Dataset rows

>>>>>

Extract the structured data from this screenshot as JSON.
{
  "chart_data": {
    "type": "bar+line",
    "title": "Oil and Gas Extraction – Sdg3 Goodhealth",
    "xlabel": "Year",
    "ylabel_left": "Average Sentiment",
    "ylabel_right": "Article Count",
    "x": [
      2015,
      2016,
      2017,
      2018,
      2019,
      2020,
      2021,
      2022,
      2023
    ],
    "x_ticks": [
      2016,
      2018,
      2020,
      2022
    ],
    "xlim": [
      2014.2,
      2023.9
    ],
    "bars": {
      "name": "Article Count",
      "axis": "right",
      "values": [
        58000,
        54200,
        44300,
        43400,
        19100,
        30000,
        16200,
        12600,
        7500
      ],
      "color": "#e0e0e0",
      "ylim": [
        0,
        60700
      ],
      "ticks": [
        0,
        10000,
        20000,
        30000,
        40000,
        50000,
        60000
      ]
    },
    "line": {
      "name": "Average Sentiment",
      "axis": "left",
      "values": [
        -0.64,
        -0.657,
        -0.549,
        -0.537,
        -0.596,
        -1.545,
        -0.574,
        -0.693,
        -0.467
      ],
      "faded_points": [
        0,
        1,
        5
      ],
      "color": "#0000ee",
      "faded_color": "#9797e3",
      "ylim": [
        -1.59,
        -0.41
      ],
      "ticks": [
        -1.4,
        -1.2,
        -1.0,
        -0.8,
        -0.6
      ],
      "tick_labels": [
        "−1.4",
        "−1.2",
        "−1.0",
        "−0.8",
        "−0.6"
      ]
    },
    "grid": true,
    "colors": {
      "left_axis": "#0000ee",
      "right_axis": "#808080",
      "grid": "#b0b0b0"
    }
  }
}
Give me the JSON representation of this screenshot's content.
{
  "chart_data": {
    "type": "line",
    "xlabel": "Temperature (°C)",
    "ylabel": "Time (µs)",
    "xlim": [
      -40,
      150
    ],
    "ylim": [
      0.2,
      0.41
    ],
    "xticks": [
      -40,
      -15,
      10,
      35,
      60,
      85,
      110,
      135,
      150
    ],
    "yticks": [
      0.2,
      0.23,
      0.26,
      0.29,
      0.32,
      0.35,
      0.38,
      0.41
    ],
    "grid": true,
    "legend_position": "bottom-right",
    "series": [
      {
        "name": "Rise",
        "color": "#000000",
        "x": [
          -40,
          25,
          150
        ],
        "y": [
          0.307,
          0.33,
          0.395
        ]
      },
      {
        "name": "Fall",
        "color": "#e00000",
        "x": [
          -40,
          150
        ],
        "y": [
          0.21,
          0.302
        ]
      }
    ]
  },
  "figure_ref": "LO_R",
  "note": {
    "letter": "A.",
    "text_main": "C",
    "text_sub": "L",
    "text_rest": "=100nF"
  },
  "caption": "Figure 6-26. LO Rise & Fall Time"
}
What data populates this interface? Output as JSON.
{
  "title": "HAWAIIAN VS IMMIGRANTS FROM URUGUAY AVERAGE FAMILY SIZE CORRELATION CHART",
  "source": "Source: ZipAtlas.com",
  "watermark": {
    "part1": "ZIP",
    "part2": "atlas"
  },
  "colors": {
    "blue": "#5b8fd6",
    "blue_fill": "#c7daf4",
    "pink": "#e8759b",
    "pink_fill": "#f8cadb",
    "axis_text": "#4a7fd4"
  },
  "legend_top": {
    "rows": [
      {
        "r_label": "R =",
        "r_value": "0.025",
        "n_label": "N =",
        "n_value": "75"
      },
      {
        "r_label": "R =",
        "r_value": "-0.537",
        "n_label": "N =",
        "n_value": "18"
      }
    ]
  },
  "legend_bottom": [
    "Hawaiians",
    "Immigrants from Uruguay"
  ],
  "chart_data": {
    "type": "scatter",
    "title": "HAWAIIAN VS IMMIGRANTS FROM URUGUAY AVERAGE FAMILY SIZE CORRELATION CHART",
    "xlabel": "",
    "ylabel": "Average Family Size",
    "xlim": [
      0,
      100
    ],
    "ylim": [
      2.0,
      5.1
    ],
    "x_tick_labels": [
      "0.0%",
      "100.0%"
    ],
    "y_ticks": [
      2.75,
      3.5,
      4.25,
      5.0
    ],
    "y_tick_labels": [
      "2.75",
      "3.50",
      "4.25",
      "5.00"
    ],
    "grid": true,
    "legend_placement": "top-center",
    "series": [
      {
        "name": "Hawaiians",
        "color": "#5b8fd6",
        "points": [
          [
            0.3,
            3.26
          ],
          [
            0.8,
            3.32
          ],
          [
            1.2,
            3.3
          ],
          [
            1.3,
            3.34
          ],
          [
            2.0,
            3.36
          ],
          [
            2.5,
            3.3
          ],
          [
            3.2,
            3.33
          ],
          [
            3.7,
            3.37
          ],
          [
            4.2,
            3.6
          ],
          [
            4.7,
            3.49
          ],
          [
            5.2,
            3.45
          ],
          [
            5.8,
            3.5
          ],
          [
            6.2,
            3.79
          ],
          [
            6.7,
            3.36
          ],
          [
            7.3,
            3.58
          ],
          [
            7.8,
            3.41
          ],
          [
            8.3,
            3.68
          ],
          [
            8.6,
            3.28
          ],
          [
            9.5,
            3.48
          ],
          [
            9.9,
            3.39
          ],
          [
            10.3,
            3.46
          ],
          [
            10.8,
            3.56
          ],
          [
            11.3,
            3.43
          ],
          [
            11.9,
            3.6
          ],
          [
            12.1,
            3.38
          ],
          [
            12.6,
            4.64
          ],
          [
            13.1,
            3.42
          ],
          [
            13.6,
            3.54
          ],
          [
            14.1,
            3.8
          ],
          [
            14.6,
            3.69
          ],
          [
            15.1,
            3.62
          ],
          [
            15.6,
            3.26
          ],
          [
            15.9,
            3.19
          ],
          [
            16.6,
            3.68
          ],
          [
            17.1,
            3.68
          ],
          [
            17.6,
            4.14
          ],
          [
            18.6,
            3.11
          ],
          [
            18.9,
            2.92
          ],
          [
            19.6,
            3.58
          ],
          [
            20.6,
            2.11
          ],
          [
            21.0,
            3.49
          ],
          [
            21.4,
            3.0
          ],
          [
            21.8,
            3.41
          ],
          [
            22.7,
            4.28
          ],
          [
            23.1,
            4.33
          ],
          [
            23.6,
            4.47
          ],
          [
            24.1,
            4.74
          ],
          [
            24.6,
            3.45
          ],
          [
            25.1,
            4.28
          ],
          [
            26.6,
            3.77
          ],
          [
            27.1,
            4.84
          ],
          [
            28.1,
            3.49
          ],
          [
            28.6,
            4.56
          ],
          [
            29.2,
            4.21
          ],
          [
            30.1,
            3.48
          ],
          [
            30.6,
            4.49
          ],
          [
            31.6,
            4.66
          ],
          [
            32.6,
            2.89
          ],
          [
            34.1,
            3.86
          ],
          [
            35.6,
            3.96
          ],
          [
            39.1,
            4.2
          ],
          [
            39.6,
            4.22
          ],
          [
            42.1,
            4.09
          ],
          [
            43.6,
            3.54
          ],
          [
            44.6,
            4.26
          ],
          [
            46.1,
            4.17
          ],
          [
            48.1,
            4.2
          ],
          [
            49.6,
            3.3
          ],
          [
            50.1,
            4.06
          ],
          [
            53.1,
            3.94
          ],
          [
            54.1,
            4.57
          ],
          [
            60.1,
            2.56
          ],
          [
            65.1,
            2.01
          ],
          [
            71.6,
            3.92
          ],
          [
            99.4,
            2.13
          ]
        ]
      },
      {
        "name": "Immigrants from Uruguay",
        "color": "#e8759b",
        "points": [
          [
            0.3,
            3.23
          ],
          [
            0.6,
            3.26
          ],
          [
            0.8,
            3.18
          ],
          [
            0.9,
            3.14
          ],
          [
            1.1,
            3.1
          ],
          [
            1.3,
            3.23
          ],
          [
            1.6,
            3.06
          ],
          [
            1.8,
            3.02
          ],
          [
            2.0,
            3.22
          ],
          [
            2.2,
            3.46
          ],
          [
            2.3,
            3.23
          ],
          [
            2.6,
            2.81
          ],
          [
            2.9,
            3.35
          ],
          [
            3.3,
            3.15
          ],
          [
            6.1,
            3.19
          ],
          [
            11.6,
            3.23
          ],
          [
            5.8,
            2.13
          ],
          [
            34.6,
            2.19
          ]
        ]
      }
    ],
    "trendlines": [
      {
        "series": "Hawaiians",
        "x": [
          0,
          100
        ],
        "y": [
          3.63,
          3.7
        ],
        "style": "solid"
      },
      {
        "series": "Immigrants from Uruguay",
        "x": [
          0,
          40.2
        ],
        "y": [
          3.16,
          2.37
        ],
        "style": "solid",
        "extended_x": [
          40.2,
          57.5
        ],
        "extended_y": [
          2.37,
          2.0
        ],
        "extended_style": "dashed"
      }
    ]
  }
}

<<<<<

▸ **Given instruction**: Return from the data every line that holds "this".

▸ **Output**:
Extract the structured data from this screenshot as JSON.
Give me the JSON representation of this screenshot's content.
What data populates this interface? Output as JSON.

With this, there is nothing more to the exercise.